The listing below should be copied in full, word for word.

◆ **Materials provided**
* * *
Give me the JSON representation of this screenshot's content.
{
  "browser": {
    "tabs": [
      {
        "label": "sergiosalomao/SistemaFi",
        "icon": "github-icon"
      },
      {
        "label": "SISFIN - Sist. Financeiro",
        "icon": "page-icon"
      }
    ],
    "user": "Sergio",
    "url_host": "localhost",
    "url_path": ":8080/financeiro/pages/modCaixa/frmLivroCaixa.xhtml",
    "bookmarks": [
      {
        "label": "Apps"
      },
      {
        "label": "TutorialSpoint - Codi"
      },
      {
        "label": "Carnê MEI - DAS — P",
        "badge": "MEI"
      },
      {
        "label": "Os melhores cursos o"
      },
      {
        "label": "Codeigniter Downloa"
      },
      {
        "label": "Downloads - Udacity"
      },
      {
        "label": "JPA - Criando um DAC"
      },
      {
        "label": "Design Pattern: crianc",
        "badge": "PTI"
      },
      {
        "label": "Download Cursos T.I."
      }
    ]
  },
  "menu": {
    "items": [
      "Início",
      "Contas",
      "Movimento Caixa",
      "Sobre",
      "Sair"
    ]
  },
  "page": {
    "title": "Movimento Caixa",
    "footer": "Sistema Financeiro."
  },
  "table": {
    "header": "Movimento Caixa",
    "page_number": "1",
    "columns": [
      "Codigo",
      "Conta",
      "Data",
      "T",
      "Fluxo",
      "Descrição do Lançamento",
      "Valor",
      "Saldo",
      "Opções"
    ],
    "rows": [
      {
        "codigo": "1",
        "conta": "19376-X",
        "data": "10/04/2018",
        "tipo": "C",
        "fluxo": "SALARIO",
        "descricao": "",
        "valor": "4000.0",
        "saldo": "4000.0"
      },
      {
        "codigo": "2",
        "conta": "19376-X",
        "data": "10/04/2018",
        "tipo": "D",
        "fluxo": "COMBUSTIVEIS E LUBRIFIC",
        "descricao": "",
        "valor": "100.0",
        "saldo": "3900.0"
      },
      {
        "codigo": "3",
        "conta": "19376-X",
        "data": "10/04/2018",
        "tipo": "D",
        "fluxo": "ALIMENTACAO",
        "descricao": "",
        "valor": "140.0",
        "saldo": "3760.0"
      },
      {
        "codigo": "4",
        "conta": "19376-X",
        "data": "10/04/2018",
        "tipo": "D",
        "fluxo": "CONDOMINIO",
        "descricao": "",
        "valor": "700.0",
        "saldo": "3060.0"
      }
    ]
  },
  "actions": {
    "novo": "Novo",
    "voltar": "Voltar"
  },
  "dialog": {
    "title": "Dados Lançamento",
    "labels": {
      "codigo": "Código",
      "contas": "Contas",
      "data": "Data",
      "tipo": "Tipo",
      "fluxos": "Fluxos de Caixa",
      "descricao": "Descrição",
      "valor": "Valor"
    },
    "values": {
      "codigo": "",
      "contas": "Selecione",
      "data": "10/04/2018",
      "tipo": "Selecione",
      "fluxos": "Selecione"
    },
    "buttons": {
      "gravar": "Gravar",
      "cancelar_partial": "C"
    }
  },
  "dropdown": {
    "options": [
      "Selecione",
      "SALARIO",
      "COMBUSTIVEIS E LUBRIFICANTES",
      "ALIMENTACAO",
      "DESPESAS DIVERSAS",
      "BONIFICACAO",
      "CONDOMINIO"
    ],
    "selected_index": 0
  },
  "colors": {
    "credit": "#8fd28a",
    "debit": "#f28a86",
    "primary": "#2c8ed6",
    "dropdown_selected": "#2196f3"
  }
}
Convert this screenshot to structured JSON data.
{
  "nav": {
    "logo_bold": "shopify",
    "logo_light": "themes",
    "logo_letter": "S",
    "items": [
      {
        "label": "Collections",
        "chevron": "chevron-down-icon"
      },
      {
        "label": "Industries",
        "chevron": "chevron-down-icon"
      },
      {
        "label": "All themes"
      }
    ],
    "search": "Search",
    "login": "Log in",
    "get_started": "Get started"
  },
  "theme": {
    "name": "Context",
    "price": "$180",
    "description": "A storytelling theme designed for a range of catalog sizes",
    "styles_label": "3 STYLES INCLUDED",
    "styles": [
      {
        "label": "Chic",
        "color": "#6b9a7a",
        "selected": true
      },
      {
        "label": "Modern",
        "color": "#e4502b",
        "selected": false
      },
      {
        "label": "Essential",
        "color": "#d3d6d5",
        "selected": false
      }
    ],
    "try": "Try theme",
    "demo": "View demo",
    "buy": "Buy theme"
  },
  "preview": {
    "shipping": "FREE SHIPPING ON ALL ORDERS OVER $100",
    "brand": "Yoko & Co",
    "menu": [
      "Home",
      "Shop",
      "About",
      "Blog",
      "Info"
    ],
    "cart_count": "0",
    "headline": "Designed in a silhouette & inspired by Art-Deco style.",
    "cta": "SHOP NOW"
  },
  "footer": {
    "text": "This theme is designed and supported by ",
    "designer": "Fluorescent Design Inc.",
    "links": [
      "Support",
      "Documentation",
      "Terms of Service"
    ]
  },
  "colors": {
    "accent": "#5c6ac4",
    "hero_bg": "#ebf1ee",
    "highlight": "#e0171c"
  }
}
* * *
◆ **Response below**
Give me the JSON representation of this screenshot's content.
{
  "browser": {
    "tabs": [
      {
        "label": "sergiosalomao/SistemaFi",
        "icon": "github-icon"
      },
      {
        "label": "SISFIN - Sist. Financeiro",
        "icon": "page-icon"
      }
    ],
    "user": "Sergio",
    "url_host": "localhost",
    "url_path": ":8080/financeiro/pages/modCaixa/frmLivroCaixa.xhtml",
    "bookmarks": [
      {
        "label": "Apps"
      },
      {
        "label": "TutorialSpoint - Codi"
      },
      {
        "label": "Carnê MEI - DAS — P",
        "badge": "MEI"
      },
      {
        "label": "Os melhores cursos o"
      },
      {
        "label": "Codeigniter Downloa"
      },
      {
        "label": "Downloads - Udacity"
      },
      {
        "label": "JPA - Criando um DAC"
      },
      {
        "label": "Design Pattern: crianc",
        "badge": "PTI"
      },
      {
        "label": "Download Cursos T.I."
      }
    ]
  },
  "menu": {
    "items": [
      "Início",
      "Contas",
      "Movimento Caixa",
      "Sobre",
      "Sair"
    ]
  },
  "page": {
    "title": "Movimento Caixa",
    "footer": "Sistema Financeiro."
  },
  "table": {
    "header": "Movimento Caixa",
    "page_number": "1",
    "columns": [
      "Codigo",
      "Conta",
      "Data",
      "T",
      "Fluxo",
      "Descrição do Lançamento",
      "Valor",
      "Saldo",
      "Opções"
    ],
    "rows": [
      {
        "codigo": "1",
        "conta": "19376-X",
        "data": "10/04/2018",
        "tipo": "C",
        "fluxo": "SALARIO",
        "descricao": "",
        "valor": "4000.0",
        "saldo": "4000.0"
      },
      {
        "codigo": "2",
        "conta": "19376-X",
        "data": "10/04/2018",
        "tipo": "D",
        "fluxo": "COMBUSTIVEIS E LUBRIFIC",
        "descricao": "",
        "valor": "100.0",
        "saldo": "3900.0"
      },
      {
        "codigo": "3",
        "conta": "19376-X",
        "data": "10/04/2018",
        "tipo": "D",
        "fluxo": "ALIMENTACAO",
        "descricao": "",
        "valor": "140.0",
        "saldo": "3760.0"
      },
      {
        "codigo": "4",
        "conta": "19376-X",
        "data": "10/04/2018",
        "tipo": "D",
        "fluxo": "CONDOMINIO",
        "descricao": "",
        "valor": "700.0",
        "saldo": "3060.0"
      }
    ]
  },
  "actions": {
    "novo": "Novo",
    "voltar": "Voltar"
  },
  "dialog": {
    "title": "Dados Lançamento",
    "labels": {
      "codigo": "Código",
      "contas": "Contas",
      "data": "Data",
      "tipo": "Tipo",
      "fluxos": "Fluxos de Caixa",
      "descricao": "Descrição",
      "valor": "Valor"
    },
    "values": {
      "codigo": "",
      "contas": "Selecione",
      "data": "10/04/2018",
      "tipo": "Selecione",
      "fluxos": "Selecione"
    },
    "buttons": {
      "gravar": "Gravar",
      "cancelar_partial": "C"
    }
  },
  "dropdown": {
    "options": [
      "Selecione",
      "SALARIO",
      "COMBUSTIVEIS E LUBRIFICANTES",
      "ALIMENTACAO",
      "DESPESAS DIVERSAS",
      "BONIFICACAO",
      "CONDOMINIO"
    ],
    "selected_index": 0
  },
  "colors": {
    "credit": "#8fd28a",
    "debit": "#f28a86",
    "primary": "#2c8ed6",
    "dropdown_selected": "#2196f3"
  }
}
Convert this screenshot to structured JSON data.
{
  "nav": {
    "logo_bold": "shopify",
    "logo_light": "themes",
    "logo_letter": "S",
    "items": [
      {
        "label": "Collections",
        "chevron": "chevron-down-icon"
      },
      {
        "label": "Industries",
        "chevron": "chevron-down-icon"
      },
      {
        "label": "All themes"
      }
    ],
    "search": "Search",
    "login": "Log in",
    "get_started": "Get started"
  },
  "theme": {
    "name": "Context",
    "price": "$180",
    "description": "A storytelling theme designed for a range of catalog sizes",
    "styles_label": "3 STYLES INCLUDED",
    "styles": [
      {
        "label": "Chic",
        "color": "#6b9a7a",
        "selected": true
      },
      {
        "label": "Modern",
        "color": "#e4502b",
        "selected": false
      },
      {
        "label": "Essential",
        "color": "#d3d6d5",
        "selected": false
      }
    ],
    "try": "Try theme",
    "demo": "View demo",
    "buy": "Buy theme"
  },
  "preview": {
    "shipping": "FREE SHIPPING ON ALL ORDERS OVER $100",
    "brand": "Yoko & Co",
    "menu": [
      "Home",
      "Shop",
      "About",
      "Blog",
      "Info"
    ],
    "cart_count": "0",
    "headline": "Designed in a silhouette & inspired by Art-Deco style.",
    "cta": "SHOP NOW"
  },
  "footer": {
    "text": "This theme is designed and supported by ",
    "designer": "Fluorescent Design Inc.",
    "links": [
      "Support",
      "Documentation",
      "Terms of Service"
    ]
  },
  "colors": {
    "accent": "#5c6ac4",
    "hero_bg": "#ebf1ee",
    "highlight": "#e0171c"
  }
}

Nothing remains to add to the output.